**STORED DATA**:
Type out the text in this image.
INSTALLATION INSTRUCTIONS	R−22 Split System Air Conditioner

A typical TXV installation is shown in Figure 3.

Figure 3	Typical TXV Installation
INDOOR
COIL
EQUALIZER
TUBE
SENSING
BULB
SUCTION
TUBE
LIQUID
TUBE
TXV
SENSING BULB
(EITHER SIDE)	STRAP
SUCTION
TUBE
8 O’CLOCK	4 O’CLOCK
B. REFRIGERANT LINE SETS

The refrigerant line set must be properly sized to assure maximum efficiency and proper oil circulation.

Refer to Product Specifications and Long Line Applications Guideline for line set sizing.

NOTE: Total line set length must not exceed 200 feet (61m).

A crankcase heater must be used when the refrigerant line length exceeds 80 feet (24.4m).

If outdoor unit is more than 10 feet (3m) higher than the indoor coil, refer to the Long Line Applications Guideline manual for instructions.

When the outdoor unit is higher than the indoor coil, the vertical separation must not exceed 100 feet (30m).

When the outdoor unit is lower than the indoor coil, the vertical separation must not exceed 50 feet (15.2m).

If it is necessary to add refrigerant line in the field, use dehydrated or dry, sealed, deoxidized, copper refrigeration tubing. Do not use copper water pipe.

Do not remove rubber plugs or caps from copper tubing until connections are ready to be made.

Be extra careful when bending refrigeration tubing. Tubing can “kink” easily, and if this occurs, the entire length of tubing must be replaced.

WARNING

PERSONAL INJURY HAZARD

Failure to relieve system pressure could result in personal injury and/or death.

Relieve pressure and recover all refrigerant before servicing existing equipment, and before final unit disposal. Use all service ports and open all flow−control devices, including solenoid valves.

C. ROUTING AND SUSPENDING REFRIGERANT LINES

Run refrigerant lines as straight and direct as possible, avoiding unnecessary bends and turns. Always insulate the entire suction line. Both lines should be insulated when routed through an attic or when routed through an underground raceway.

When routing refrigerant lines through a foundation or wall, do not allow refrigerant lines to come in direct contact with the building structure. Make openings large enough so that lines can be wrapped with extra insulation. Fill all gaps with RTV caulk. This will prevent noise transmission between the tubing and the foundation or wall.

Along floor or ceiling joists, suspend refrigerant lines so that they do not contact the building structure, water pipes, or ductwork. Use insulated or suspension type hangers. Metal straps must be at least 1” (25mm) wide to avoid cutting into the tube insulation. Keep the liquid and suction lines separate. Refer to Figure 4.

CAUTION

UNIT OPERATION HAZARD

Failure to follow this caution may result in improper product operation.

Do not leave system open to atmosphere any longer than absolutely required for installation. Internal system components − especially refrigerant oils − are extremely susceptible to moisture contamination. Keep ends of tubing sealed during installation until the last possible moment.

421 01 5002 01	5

**REQUIRED TASK**: Repeat the records above exactly.

**CORRECT RESPONSE**:
Type out the text in this image.
INSTALLATION INSTRUCTIONS	R−22 Split System Air Conditioner

A typical TXV installation is shown in Figure 3.

Figure 3	Typical TXV Installation
INDOOR
COIL
EQUALIZER
TUBE
SENSING
BULB
SUCTION
TUBE
LIQUID
TUBE
TXV
SENSING BULB
(EITHER SIDE)	STRAP
SUCTION
TUBE
8 O’CLOCK	4 O’CLOCK
B. REFRIGERANT LINE SETS

The refrigerant line set must be properly sized to assure maximum efficiency and proper oil circulation.

Refer to Product Specifications and Long Line Applications Guideline for line set sizing.

NOTE: Total line set length must not exceed 200 feet (61m).

A crankcase heater must be used when the refrigerant line length exceeds 80 feet (24.4m).

If outdoor unit is more than 10 feet (3m) higher than the indoor coil, refer to the Long Line Applications Guideline manual for instructions.

When the outdoor unit is higher than the indoor coil, the vertical separation must not exceed 100 feet (30m).

When the outdoor unit is lower than the indoor coil, the vertical separation must not exceed 50 feet (15.2m).

If it is necessary to add refrigerant line in the field, use dehydrated or dry, sealed, deoxidized, copper refrigeration tubing. Do not use copper water pipe.

Do not remove rubber plugs or caps from copper tubing until connections are ready to be made.

Be extra careful when bending refrigeration tubing. Tubing can “kink” easily, and if this occurs, the entire length of tubing must be replaced.

WARNING

PERSONAL INJURY HAZARD

Failure to relieve system pressure could result in personal injury and/or death.

Relieve pressure and recover all refrigerant before servicing existing equipment, and before final unit disposal. Use all service ports and open all flow−control devices, including solenoid valves.

C. ROUTING AND SUSPENDING REFRIGERANT LINES

Run refrigerant lines as straight and direct as possible, avoiding unnecessary bends and turns. Always insulate the entire suction line. Both lines should be insulated when routed through an attic or when routed through an underground raceway.

When routing refrigerant lines through a foundation or wall, do not allow refrigerant lines to come in direct contact with the building structure. Make openings large enough so that lines can be wrapped with extra insulation. Fill all gaps with RTV caulk. This will prevent noise transmission between the tubing and the foundation or wall.

Along floor or ceiling joists, suspend refrigerant lines so that they do not contact the building structure, water pipes, or ductwork. Use insulated or suspension type hangers. Metal straps must be at least 1” (25mm) wide to avoid cutting into the tube insulation. Keep the liquid and suction lines separate. Refer to Figure 4.

CAUTION

UNIT OPERATION HAZARD

Failure to follow this caution may result in improper product operation.

Do not leave system open to atmosphere any longer than absolutely required for installation. Internal system components − especially refrigerant oils − are extremely susceptible to moisture contamination. Keep ends of tubing sealed during installation until the last possible moment.

421 01 5002 01	5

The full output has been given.